List all the lines in these records that hold "Kompetensi".

== SUPPLIED ENTRIES ==
◇ ◇ ◇ ◇ ◇
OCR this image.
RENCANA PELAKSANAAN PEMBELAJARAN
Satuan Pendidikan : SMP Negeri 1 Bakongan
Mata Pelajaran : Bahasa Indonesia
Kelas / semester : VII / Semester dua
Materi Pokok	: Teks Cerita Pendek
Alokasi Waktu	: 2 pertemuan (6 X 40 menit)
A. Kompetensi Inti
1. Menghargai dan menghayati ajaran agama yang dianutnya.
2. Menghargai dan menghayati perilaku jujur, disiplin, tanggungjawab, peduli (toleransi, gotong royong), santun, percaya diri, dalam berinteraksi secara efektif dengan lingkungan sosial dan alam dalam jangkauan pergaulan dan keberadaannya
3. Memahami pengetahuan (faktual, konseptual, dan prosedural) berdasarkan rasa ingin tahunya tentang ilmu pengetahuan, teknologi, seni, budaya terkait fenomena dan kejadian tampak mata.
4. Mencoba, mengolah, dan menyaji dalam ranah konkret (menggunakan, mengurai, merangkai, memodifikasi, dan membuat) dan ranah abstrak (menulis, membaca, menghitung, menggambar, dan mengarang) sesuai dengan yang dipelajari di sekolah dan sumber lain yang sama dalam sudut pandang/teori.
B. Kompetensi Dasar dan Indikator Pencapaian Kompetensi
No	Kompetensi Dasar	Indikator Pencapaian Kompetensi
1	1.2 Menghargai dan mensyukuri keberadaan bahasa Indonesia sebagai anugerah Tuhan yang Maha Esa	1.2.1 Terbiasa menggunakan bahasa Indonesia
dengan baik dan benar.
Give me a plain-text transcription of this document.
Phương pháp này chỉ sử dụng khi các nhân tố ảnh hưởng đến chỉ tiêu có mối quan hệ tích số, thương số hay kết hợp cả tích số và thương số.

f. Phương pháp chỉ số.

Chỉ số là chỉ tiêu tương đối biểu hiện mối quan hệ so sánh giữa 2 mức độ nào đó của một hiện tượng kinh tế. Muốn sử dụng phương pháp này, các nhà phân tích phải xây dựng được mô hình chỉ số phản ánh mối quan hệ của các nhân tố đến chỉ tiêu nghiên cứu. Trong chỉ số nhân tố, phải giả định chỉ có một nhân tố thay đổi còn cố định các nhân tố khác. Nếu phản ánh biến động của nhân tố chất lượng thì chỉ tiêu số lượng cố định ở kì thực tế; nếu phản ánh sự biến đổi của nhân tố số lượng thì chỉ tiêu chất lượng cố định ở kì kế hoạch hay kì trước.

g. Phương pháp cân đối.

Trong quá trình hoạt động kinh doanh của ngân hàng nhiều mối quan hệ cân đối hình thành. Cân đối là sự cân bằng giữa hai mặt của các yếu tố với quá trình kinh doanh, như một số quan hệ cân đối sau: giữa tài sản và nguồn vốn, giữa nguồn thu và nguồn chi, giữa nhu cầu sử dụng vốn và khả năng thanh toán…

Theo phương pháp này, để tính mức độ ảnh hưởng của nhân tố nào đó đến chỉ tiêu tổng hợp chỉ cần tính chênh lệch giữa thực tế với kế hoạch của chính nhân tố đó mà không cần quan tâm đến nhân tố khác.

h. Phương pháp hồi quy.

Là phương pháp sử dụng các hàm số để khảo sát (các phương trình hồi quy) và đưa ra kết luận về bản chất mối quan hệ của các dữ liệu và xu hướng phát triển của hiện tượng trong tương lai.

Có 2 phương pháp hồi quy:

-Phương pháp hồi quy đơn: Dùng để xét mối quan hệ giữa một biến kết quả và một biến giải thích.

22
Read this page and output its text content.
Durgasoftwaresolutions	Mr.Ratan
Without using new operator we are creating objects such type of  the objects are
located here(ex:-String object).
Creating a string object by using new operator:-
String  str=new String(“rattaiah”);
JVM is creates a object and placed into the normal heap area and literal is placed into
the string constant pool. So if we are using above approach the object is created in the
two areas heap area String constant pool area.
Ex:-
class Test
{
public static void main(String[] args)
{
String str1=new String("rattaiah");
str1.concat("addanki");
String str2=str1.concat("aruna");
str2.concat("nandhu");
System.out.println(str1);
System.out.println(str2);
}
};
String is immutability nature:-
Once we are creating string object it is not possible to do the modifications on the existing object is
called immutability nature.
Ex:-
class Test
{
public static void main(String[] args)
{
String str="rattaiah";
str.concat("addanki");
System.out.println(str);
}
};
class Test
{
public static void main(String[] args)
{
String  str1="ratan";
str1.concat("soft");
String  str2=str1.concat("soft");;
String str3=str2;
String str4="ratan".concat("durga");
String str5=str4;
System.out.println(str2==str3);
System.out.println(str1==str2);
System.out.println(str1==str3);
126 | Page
◇ ◇ ◇ ◇ ◇
== TASK RESULT ==
A. Kompetensi Inti
B. Kompetensi Dasar dan Indikator Pencapaian Kompetensi
No	Kompetensi Dasar	Indikator Pencapaian Kompetensi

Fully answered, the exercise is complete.